INSTRUCTIONS FOR THE TASK>
Your task is to output all the records below, word for word.

Stored entries>
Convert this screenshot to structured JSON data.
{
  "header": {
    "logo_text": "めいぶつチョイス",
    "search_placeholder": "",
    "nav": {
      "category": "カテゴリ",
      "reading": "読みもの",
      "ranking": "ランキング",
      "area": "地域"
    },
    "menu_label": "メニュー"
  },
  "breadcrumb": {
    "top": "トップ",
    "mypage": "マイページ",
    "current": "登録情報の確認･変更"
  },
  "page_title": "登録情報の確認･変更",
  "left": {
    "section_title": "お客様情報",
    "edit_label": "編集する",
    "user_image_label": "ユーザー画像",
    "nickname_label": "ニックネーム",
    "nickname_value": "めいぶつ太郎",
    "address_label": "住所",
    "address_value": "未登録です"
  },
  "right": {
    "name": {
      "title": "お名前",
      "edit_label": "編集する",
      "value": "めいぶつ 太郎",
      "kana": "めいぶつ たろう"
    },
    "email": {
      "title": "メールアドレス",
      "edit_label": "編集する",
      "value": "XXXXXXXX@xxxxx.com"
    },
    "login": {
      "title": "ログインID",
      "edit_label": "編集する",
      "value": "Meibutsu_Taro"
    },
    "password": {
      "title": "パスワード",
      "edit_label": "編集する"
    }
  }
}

PROBLEM SOLUTION>
Convert this screenshot to structured JSON data.
{
  "header": {
    "logo_text": "めいぶつチョイス",
    "search_placeholder": "",
    "nav": {
      "category": "カテゴリ",
      "reading": "読みもの",
      "ranking": "ランキング",
      "area": "地域"
    },
    "menu_label": "メニュー"
  },
  "breadcrumb": {
    "top": "トップ",
    "mypage": "マイページ",
    "current": "登録情報の確認･変更"
  },
  "page_title": "登録情報の確認･変更",
  "left": {
    "section_title": "お客様情報",
    "edit_label": "編集する",
    "user_image_label": "ユーザー画像",
    "nickname_label": "ニックネーム",
    "nickname_value": "めいぶつ太郎",
    "address_label": "住所",
    "address_value": "未登録です"
  },
  "right": {
    "name": {
      "title": "お名前",
      "edit_label": "編集する",
      "value": "めいぶつ 太郎",
      "kana": "めいぶつ たろう"
    },
    "email": {
      "title": "メールアドレス",
      "edit_label": "編集する",
      "value": "XXXXXXXX@xxxxx.com"
    },
    "login": {
      "title": "ログインID",
      "edit_label": "編集する",
      "value": "Meibutsu_Taro"
    },
    "password": {
      "title": "パスワード",
      "edit_label": "編集する"
    }
  }
}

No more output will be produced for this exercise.